WORK REQUIRED →
Repeat the data that follows, word for word, without the images.

SUPPLIED MATERIAL →
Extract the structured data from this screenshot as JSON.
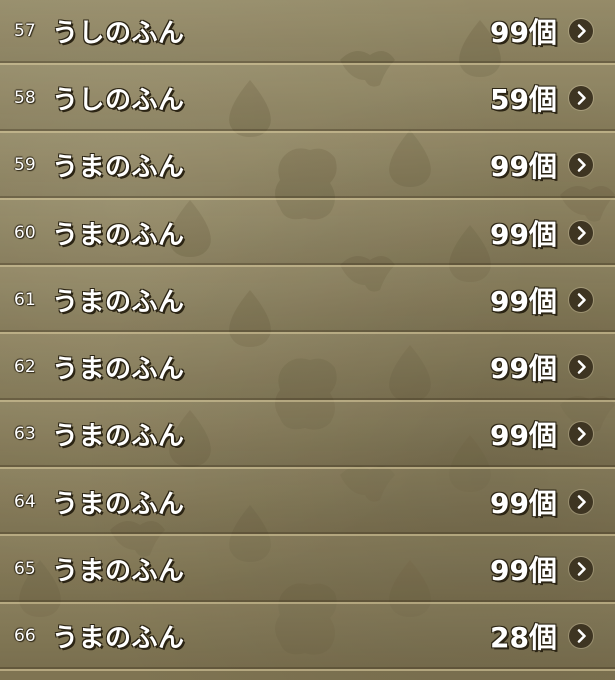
{
  "item_list": {
    "rows": [
      {
        "number": "57",
        "name": "うしのふん",
        "quantity": "99個"
      },
      {
        "number": "58",
        "name": "うしのふん",
        "quantity": "59個"
      },
      {
        "number": "59",
        "name": "うまのふん",
        "quantity": "99個"
      },
      {
        "number": "60",
        "name": "うまのふん",
        "quantity": "99個"
      },
      {
        "number": "61",
        "name": "うまのふん",
        "quantity": "99個"
      },
      {
        "number": "62",
        "name": "うまのふん",
        "quantity": "99個"
      },
      {
        "number": "63",
        "name": "うまのふん",
        "quantity": "99個"
      },
      {
        "number": "64",
        "name": "うまのふん",
        "quantity": "99個"
      },
      {
        "number": "65",
        "name": "うまのふん",
        "quantity": "99個"
      },
      {
        "number": "66",
        "name": "うまのふん",
        "quantity": "28個"
      }
    ],
    "row_icon": "chevron-right-icon"
  },
  "colors": {
    "background": "#857a57",
    "divider": "#dccda0",
    "text": "#ffffff",
    "text_outline": "#2b2414",
    "chevron_bg": "#3e3522"
  }
}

PROBLEM SOLUTION →
Extract the structured data from this screenshot as JSON.
{
  "item_list": {
    "rows": [
      {
        "number": "57",
        "name": "うしのふん",
        "quantity": "99個"
      },
      {
        "number": "58",
        "name": "うしのふん",
        "quantity": "59個"
      },
      {
        "number": "59",
        "name": "うまのふん",
        "quantity": "99個"
      },
      {
        "number": "60",
        "name": "うまのふん",
        "quantity": "99個"
      },
      {
        "number": "61",
        "name": "うまのふん",
        "quantity": "99個"
      },
      {
        "number": "62",
        "name": "うまのふん",
        "quantity": "99個"
      },
      {
        "number": "63",
        "name": "うまのふん",
        "quantity": "99個"
      },
      {
        "number": "64",
        "name": "うまのふん",
        "quantity": "99個"
      },
      {
        "number": "65",
        "name": "うまのふん",
        "quantity": "99個"
      },
      {
        "number": "66",
        "name": "うまのふん",
        "quantity": "28個"
      }
    ],
    "row_icon": "chevron-right-icon"
  },
  "colors": {
    "background": "#857a57",
    "divider": "#dccda0",
    "text": "#ffffff",
    "text_outline": "#2b2414",
    "chevron_bg": "#3e3522"
  }
}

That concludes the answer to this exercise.